Exercise task A
Reproduce verbatim the portion of the AF_INET6 socket passage that begins with the words containing "2. An IPv4 packet" and ends with "the host name.".
Exercise task B
Continue the AF_INET6 socket passage from the point where it stops.
===== Source extract
Figure 8-3 Using AF_INET6 Socket to Receive IPv4 Communications


  1. The application opens an AF_INET6 socket, binds to it, and listens on it.
  2. An IPv4 packet arrives and passes through the IPv4 module.
  3. The TCP layer strips off the packet header and passes the information and the IPv4-mapped IPv6 address ::ffff:1.2.3.4 to the socket layer.
  4. The application calls accept() and retrieves the information from the socket.
  5. The application calls getnameinfo() and passes the ::ffff:1.2.3.4 address and the NI_NAMEREQD flag. The flag tells the function to return the host name for the address. See Table 7-9 for a description of the flag bits and their meanings.
  6. The search finds the host name for the 1.2.3.4 address in the hosts database, and getnameinfo() returns the host name.
==========
===== Provided data
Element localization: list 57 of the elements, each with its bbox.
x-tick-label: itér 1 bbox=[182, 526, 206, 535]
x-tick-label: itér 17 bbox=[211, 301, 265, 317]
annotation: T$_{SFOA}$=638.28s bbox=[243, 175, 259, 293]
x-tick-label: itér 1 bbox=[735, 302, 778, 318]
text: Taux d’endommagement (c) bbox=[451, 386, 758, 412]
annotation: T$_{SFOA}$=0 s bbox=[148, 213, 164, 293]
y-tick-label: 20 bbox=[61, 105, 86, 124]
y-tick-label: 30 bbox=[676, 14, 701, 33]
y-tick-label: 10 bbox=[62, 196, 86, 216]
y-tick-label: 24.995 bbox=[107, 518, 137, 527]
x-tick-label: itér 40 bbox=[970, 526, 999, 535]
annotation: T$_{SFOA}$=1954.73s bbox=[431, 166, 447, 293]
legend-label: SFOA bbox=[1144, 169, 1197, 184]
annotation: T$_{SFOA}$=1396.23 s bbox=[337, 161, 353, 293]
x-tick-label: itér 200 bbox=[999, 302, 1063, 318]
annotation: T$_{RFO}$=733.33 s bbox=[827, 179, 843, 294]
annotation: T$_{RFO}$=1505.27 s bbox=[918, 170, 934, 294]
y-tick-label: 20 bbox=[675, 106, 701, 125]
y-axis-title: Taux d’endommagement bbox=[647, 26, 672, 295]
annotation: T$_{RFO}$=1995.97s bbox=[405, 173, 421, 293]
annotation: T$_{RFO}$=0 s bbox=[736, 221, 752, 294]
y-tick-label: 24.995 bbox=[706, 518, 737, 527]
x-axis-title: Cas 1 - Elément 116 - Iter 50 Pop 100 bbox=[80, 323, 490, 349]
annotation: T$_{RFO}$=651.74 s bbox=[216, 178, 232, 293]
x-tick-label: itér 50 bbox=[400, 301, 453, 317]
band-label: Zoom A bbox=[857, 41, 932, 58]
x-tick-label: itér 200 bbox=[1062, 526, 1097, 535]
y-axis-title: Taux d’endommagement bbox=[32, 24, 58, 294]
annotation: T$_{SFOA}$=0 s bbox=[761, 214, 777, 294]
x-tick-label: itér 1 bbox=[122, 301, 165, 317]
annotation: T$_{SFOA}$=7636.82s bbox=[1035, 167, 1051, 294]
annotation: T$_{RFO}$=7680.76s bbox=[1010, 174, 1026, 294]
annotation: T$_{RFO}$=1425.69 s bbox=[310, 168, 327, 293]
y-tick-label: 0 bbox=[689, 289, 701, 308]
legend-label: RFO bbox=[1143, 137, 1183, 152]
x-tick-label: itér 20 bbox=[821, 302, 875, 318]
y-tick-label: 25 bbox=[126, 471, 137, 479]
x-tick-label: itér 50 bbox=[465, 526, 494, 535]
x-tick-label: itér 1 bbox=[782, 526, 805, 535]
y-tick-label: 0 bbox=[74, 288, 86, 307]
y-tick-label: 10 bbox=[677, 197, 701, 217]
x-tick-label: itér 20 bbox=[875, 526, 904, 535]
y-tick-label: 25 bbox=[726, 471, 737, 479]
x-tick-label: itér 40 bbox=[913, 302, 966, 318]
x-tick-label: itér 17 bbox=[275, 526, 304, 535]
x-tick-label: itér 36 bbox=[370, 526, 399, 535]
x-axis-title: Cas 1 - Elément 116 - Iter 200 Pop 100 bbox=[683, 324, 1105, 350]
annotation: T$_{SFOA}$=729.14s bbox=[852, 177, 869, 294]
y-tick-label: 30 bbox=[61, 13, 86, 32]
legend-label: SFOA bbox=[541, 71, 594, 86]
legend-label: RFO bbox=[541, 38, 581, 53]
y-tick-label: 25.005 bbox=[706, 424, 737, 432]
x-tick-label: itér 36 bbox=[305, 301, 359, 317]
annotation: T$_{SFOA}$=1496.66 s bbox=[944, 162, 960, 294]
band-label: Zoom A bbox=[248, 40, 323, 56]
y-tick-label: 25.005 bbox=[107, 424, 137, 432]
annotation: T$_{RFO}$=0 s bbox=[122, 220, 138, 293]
==========
Exercise response A
2. An IPv4 packet arrives and passes through the IPv4 module.
  3. The TCP layer strips off the packet header and passes the information and the IPv4-mapped IPv6 address ::ffff:1.2.3.4 to the socket layer.
  4. The application calls accept() and retrieves the information from the socket.
  5. The application calls getnameinfo() and passes the ::ffff:1.2.3.4 address and the NI_NAMEREQD flag. The flag tells the function to return the host name for the address. See Table 7-9 for a description of the flag bits and their meanings.
  6. The search finds the host name for the 1.2.3.4 address in the hosts database, and getnameinfo() returns the host name.

Exercise response B
For IPv6 communications, create an AF_INET6 socket and pass it a sockaddr_in6 structure that contains an IPv6 address (for example, 3ffe:1200::a00:2bff:fe2d:02b2 ). Figure 8-4 shows the sequence of events for an application that uses an AF_INET6 socket to send IPv6 packets.

Figure 8-4 Using AF_INET6 Socket for IPv6 Communications


  1. Application calls getaddrinfo() and passes the host name (host1), the AF_INET6 address family hint, and the (AI_V4MAPPED | AI_ADDRCONFIG) flag hint. The flag tells the function that if an IPv4 address is found for host1, to return it.
  2. The search finds an IPv6 address for host1 in the hosts database, and getaddrinfo() returns the IPv6 address 3ffe:1200::a00:2bff:fe2d:02b2 .
  3. The application opens an AF_INET6 socket.
  4. The application sends information to the 3ffe:1200::a00:2bff:fe2d:02b2 address.
  5. The socket layer passes the information and address to the UDP module.
  6. The UDP module identifies the IPv6 address and puts the 3ffe:1200::a00:2bff:fe2d:02b2 address into the packet header and passes the information to the IPv6 module for transmission.

Section 8.6.2.1 contains sample program code that demonstrates these steps.

The following sections show how to convert an existing AF_INET application to an AF_INET6 application that is capable of communicating over both IPv4 and IPv6.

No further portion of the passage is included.